ACCIÓN REQUERIDA 1 » Enumera las prendas y los objetos de los que el narrador dice que tiene que deshacerse antes de volar, según el fragmento sobre el rechazo a volar.
ACCIÓN REQUERIDA 2 » Traduce al inglés esta oración del fragmento sobre el rechazo a volar: "Aún así vuelo una media de seis a ocho veces al mes, lo cual no es poco para alguien que se define como esencialmente terrestre."
━━ FRAGMENTO DE TEXTO
Odio volar. Aún así vuelo una media de seis a ocho veces al mes, lo cual no es poco para alguien que se define como esencialmente terrestre. Porque, veamos, si dios o quien fuese hubiese querido que volásemos, nos habría dotado de alas, y esto no es así. Por lo tanto volar, en cierto sentido, es ir contra natura, contra las leyes humanas, contra el sentido común: por lo tanto, es lógico que mi cuerpo y mis sentidos se rebelen contra esto. Es antinatural.
Odio además toda la parafernalia previa que conlleva, las esperas en esa especie de burbuja apátrida y sin nombre, deshacerme de la chaqueta, del cinturón, del reloj, de los zapatos. Bolsa para los pies. No gracias. Pasar por el escáner. Seguro da cáncer. Mostrar por tercera vez mi DNI. Buen viaje. Recorrer andando el trayecto hasta el avión, mirar por la ventanilla del piloto, lo escudriño, lo taladro con ojos fieros, como si mi sola mirada pudiera disuadirlo de no sé qué peligros o amenazas, y me siento como puede sentirse un cerdo cuando va al matadero, directo a la boca de este pajarraco metálico que me engulle, y de nuevo la voz autómata de las azafatas, las mismas repetidas consignas que nadie escucha, mantengan apagado los aparatos electrónicos. El copiloto que anuncia que la cabina está preparada para el despegue. Ellos lo están. No yo. No yo.
━━━━
━━ DATOS ALMACENADOS
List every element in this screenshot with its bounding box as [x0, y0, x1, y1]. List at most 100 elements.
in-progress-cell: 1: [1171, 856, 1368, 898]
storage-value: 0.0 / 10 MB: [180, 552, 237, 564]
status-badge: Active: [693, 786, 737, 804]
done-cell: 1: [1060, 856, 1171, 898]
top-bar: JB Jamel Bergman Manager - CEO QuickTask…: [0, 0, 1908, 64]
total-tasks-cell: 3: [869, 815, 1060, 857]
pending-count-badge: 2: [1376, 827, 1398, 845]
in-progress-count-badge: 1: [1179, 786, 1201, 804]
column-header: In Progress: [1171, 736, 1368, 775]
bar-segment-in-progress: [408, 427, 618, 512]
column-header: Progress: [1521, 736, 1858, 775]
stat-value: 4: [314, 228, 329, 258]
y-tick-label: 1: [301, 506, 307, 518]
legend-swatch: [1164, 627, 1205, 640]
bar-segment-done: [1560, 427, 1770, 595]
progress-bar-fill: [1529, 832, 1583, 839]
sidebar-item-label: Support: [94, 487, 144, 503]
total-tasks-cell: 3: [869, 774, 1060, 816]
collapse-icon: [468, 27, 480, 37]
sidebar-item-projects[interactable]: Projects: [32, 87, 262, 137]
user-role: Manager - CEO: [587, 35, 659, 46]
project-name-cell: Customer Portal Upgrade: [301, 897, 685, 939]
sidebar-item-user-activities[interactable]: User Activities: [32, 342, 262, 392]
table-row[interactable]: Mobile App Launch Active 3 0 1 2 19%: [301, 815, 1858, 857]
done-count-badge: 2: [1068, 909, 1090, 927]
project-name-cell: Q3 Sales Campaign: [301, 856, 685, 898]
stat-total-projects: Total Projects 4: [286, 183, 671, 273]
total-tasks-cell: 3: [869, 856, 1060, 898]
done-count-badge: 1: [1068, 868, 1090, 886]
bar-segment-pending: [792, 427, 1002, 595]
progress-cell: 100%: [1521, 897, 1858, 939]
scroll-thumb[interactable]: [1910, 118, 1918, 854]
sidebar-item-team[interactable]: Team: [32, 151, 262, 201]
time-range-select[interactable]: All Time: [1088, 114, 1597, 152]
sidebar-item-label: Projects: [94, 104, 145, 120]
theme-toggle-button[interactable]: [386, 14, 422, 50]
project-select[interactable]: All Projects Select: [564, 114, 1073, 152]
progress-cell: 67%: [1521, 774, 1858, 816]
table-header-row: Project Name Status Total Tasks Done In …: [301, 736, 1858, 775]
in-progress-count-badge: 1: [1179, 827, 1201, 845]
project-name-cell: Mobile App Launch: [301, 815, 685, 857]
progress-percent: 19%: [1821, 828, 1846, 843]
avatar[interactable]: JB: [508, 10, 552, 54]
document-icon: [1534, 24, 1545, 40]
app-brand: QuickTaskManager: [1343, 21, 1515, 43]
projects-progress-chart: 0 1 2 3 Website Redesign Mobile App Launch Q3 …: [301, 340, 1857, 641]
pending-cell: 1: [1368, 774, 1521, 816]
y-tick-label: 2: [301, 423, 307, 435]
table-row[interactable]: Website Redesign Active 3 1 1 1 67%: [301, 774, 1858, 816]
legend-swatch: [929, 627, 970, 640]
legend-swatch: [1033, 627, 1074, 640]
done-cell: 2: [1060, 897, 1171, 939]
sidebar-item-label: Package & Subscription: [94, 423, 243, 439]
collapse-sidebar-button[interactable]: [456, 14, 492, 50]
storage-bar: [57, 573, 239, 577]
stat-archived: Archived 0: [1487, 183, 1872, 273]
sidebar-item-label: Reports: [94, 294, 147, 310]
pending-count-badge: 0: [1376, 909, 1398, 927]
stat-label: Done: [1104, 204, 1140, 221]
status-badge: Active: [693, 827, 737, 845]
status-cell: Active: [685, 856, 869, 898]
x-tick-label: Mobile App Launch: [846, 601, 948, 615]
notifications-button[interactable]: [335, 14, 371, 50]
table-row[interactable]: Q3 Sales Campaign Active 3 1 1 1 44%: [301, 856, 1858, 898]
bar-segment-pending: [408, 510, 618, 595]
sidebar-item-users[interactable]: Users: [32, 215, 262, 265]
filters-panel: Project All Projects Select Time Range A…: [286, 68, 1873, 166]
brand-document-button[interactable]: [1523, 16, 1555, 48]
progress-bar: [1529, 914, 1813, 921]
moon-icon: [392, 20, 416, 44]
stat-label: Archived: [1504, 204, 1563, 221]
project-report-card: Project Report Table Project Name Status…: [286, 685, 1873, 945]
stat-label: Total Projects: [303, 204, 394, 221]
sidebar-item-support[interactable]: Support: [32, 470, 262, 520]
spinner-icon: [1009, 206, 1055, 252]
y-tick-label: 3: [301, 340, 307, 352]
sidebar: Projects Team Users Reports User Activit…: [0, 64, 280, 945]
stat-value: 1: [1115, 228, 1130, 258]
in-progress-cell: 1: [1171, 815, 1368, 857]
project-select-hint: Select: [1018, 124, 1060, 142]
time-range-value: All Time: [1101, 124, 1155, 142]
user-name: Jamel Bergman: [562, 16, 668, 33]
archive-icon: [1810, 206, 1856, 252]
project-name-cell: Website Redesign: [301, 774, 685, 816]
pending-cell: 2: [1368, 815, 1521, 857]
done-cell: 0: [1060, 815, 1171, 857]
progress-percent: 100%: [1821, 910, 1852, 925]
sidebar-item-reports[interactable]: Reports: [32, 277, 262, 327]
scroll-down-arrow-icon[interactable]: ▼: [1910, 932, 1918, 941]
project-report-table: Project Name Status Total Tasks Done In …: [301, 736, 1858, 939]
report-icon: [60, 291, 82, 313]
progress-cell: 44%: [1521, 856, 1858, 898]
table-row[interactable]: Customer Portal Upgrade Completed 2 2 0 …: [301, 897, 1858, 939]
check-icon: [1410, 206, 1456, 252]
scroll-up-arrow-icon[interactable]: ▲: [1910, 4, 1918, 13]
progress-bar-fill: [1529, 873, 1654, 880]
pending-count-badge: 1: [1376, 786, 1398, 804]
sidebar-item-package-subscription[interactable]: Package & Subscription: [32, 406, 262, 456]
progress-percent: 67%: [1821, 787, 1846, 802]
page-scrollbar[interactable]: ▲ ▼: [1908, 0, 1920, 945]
━━━━
RESULTADO DEL EJERCICIO 1 » La chaqueta, el cinturón, el reloj y los zapatos.

RESULTADO DEL EJERCICIO 2 » Even so, I fly an average of six to eight times a month, which is no small amount for someone who defines themselves as essentially earthbound.